EXERCISE INSTRUCTIONS
From the entries that follow, list every line in which the string "Plasmani" appears.

EXCERPTED DATA

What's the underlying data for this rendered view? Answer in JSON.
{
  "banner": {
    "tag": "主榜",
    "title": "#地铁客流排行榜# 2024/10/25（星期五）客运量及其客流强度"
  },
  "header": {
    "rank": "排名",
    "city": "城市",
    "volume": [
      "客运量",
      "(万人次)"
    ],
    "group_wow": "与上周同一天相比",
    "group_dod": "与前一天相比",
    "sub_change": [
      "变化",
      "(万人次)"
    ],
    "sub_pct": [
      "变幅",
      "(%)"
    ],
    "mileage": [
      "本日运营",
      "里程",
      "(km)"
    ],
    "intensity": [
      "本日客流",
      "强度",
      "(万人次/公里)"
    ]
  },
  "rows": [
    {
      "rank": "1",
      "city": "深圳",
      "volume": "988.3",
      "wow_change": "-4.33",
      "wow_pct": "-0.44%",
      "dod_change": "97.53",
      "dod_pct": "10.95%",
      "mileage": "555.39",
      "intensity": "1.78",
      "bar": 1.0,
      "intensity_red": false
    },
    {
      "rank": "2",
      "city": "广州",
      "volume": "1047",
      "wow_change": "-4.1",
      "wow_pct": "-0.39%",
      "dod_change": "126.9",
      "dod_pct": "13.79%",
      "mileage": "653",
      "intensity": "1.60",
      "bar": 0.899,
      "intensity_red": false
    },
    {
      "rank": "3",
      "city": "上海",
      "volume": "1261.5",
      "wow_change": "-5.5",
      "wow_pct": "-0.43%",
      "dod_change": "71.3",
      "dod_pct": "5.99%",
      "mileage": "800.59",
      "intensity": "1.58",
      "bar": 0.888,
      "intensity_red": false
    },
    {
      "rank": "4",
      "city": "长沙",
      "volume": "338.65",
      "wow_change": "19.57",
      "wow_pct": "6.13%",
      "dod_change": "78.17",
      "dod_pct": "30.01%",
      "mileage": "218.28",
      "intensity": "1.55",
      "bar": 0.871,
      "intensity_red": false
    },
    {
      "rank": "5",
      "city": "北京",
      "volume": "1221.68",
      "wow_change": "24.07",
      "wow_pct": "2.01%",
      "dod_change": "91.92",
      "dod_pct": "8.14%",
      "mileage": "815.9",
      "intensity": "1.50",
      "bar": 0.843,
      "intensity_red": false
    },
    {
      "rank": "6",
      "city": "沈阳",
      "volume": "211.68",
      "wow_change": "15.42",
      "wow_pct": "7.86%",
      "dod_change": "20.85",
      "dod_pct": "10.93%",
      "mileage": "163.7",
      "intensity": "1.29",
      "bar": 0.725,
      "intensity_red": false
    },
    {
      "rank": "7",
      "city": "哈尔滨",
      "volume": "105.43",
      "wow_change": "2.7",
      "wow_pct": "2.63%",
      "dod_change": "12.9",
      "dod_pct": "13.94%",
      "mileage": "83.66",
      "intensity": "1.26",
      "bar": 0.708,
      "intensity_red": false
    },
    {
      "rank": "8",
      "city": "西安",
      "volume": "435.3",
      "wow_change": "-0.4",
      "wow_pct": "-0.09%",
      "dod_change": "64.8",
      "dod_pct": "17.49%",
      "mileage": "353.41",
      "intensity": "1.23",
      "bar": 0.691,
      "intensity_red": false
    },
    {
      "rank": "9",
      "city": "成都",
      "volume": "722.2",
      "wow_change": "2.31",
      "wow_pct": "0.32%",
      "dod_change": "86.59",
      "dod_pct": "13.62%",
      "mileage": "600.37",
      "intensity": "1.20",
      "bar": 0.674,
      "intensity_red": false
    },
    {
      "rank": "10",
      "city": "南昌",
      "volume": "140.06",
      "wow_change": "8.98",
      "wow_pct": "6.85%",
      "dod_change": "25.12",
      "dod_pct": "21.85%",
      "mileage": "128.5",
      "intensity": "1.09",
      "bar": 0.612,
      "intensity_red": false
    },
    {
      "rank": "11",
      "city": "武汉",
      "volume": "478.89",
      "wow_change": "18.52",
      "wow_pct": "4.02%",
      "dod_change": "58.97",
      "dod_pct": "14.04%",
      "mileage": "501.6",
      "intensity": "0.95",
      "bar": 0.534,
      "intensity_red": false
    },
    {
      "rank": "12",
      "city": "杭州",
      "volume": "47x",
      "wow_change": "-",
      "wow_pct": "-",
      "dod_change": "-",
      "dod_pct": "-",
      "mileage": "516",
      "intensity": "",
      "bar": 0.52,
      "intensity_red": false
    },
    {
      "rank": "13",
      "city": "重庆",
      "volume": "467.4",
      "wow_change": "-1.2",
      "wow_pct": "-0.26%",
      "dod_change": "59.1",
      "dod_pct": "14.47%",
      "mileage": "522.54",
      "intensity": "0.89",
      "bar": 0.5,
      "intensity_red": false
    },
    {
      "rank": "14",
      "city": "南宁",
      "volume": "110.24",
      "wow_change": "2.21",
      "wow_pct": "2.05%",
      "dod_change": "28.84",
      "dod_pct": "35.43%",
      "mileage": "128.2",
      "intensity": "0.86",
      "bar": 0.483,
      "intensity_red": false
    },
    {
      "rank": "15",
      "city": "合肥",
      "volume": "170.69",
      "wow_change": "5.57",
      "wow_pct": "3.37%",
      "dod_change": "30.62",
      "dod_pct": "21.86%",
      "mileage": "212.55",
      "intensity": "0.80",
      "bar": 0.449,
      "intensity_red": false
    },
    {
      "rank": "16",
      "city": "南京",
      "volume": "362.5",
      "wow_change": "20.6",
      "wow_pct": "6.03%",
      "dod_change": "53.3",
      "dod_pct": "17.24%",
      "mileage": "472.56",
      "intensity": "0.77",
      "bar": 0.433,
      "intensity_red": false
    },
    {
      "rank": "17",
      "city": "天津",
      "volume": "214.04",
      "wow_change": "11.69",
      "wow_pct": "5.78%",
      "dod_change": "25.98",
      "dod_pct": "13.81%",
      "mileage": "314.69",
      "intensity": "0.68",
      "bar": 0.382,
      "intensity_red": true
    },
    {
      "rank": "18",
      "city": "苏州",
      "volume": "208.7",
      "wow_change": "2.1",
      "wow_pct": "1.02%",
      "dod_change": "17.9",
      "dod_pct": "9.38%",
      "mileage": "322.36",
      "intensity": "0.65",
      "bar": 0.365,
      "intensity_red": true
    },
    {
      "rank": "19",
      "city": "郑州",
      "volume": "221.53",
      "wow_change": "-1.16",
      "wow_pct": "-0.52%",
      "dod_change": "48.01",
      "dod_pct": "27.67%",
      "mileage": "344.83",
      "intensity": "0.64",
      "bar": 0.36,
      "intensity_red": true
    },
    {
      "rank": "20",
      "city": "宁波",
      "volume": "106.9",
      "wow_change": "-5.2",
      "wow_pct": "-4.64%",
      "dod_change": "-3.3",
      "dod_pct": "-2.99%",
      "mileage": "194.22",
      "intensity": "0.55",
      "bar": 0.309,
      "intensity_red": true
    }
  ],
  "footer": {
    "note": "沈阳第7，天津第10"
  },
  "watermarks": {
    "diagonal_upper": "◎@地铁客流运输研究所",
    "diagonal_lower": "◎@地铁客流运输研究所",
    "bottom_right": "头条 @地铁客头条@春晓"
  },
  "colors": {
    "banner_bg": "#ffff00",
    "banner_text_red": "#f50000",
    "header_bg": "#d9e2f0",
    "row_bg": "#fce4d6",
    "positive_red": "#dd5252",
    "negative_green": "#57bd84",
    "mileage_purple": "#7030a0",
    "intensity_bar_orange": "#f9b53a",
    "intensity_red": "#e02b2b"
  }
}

* * *

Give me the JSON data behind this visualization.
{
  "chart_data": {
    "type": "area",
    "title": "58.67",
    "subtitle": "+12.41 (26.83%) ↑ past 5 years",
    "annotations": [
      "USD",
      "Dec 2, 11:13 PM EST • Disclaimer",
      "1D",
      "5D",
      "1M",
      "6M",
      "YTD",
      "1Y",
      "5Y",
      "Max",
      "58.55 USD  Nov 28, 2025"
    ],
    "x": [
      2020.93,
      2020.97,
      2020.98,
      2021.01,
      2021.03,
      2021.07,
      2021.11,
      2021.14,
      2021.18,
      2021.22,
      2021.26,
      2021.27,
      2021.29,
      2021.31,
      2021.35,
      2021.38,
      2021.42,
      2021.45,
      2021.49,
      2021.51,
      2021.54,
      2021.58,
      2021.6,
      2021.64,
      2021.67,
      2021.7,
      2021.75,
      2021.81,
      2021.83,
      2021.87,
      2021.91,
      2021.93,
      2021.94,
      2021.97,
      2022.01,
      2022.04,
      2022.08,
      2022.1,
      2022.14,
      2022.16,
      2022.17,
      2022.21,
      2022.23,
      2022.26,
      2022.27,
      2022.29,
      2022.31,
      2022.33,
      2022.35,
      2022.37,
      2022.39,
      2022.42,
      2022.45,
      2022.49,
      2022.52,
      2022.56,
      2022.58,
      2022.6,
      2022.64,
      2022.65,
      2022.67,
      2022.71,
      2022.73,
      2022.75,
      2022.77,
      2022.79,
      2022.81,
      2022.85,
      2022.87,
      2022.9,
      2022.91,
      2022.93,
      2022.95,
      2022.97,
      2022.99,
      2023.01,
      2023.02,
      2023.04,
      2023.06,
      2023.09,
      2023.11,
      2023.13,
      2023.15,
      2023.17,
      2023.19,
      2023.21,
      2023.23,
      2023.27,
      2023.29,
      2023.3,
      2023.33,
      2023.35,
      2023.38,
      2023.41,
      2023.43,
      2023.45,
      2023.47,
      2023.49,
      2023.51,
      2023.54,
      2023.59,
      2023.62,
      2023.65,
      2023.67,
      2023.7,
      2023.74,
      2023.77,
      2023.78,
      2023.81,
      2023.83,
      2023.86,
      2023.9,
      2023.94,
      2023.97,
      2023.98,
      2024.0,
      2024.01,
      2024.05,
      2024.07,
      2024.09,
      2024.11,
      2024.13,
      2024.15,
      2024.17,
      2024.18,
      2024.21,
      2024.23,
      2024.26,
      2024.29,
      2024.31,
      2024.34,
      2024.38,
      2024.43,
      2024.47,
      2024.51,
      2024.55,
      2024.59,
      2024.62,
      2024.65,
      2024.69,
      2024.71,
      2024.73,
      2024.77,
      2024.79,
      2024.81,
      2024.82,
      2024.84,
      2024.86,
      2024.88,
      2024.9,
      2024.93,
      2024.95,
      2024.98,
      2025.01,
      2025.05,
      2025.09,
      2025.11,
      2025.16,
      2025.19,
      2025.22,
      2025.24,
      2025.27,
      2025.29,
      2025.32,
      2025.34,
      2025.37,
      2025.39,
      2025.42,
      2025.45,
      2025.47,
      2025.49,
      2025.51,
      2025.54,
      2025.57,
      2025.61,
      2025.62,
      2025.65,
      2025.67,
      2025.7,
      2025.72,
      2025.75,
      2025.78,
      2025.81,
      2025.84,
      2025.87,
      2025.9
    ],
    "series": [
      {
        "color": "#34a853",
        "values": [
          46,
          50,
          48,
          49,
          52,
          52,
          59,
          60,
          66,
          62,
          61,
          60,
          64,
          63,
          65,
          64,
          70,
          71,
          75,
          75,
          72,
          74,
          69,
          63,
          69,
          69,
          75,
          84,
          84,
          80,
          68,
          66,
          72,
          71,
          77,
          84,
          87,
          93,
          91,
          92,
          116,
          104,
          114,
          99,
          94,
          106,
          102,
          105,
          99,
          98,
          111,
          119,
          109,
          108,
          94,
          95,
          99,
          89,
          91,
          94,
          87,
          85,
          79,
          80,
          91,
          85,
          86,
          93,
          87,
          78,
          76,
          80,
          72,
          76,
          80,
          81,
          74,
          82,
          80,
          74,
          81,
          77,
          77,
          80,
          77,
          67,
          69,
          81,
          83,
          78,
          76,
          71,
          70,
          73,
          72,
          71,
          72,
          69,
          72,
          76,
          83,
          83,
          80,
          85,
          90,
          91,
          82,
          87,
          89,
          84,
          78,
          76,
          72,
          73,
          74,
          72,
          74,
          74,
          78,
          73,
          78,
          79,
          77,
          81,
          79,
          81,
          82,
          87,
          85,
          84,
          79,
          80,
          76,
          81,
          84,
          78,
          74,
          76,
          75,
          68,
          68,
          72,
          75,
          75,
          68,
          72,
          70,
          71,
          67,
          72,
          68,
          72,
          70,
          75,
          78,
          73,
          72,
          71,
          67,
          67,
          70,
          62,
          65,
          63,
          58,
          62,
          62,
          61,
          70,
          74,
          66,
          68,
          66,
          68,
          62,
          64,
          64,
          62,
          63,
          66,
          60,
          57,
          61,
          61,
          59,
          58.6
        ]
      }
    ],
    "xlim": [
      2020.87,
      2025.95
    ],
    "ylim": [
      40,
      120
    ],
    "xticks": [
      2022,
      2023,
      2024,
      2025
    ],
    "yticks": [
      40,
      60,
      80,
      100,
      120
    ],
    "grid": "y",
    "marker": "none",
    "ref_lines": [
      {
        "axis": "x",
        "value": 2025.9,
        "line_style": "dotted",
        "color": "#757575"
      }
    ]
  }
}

---

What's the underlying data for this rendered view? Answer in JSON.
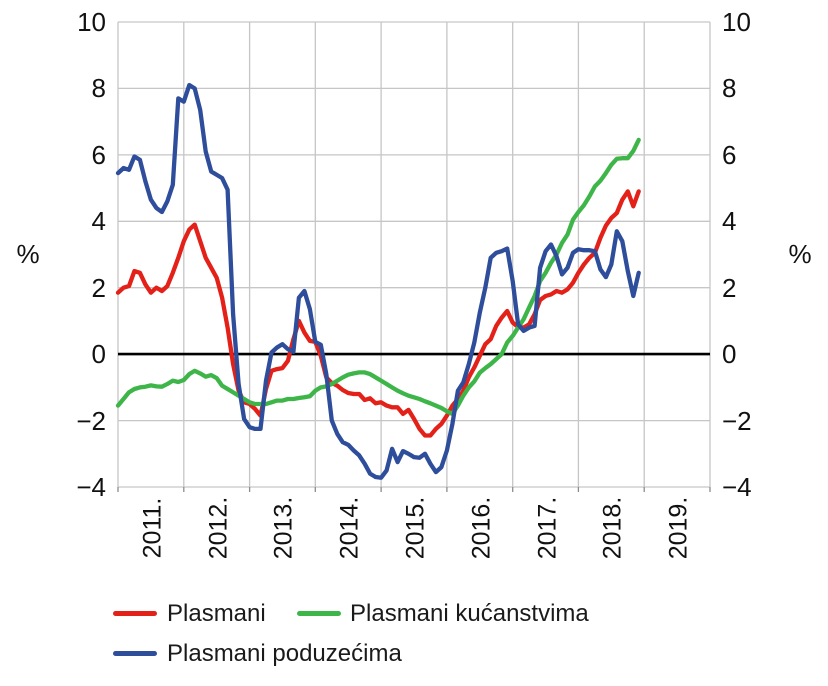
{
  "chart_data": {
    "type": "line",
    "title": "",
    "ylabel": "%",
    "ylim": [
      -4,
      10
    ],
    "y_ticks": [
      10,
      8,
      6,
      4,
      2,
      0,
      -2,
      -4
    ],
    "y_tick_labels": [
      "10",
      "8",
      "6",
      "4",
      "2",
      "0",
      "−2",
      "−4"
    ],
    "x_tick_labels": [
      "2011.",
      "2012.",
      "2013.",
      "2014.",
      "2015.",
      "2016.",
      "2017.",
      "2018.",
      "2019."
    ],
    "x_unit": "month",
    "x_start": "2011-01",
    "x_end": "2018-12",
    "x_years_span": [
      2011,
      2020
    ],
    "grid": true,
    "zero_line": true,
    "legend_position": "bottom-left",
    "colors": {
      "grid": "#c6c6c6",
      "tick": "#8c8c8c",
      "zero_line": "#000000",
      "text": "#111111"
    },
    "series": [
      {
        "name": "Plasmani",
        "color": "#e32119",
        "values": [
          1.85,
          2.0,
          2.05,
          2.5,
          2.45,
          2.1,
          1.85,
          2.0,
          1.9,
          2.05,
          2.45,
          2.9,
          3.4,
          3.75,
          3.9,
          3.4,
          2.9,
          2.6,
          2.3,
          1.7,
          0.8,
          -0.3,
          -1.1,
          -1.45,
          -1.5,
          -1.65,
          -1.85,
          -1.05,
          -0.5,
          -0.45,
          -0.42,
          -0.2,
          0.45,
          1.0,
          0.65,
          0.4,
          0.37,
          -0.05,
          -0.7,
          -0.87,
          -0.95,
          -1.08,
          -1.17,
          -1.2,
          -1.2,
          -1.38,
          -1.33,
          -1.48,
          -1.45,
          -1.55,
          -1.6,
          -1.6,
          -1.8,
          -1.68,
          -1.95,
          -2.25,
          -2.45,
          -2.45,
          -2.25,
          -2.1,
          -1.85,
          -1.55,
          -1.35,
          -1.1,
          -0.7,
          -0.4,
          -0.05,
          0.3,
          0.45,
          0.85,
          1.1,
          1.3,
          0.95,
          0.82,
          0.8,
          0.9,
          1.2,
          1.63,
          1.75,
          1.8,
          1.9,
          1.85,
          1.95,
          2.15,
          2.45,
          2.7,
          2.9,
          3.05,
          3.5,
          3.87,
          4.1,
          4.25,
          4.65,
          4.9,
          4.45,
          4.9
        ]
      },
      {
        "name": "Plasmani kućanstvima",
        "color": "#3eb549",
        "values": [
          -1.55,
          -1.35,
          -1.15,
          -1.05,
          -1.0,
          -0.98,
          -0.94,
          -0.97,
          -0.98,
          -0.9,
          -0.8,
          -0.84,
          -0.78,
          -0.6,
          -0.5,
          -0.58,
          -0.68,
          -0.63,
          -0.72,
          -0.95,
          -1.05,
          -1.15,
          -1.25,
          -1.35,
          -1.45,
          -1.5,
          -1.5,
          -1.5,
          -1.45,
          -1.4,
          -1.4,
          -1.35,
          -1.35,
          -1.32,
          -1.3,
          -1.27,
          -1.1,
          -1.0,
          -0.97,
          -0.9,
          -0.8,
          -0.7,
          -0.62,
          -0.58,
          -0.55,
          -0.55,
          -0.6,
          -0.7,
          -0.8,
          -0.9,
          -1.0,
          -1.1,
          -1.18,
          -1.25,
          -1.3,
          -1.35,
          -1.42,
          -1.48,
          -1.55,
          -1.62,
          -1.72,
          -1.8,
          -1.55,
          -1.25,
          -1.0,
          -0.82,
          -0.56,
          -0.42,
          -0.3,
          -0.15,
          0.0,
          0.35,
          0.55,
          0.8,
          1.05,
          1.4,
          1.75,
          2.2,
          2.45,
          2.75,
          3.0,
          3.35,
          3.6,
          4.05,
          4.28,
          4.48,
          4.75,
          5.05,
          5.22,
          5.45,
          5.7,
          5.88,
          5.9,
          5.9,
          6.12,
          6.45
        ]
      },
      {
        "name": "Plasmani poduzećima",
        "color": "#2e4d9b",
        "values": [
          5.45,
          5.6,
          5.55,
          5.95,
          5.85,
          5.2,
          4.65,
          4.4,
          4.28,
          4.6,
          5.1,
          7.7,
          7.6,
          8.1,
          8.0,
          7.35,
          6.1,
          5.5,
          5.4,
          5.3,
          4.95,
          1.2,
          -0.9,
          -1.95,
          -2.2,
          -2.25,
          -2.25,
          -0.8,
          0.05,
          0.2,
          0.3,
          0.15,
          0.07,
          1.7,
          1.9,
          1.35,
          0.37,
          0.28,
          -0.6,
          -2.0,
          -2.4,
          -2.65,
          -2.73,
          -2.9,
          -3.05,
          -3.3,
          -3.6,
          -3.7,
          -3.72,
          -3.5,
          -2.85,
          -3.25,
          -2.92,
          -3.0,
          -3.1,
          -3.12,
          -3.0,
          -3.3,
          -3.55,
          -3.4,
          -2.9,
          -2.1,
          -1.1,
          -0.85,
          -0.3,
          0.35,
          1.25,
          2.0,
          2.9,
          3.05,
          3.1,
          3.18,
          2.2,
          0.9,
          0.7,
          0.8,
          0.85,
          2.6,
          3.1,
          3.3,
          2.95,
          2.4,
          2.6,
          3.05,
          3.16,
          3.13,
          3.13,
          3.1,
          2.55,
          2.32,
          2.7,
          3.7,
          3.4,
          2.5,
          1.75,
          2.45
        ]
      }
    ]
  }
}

CORRECT RESULT
        "name": "Plasmani",
        "name": "Plasmani kućanstvima",
        "name": "Plasmani poduzećima",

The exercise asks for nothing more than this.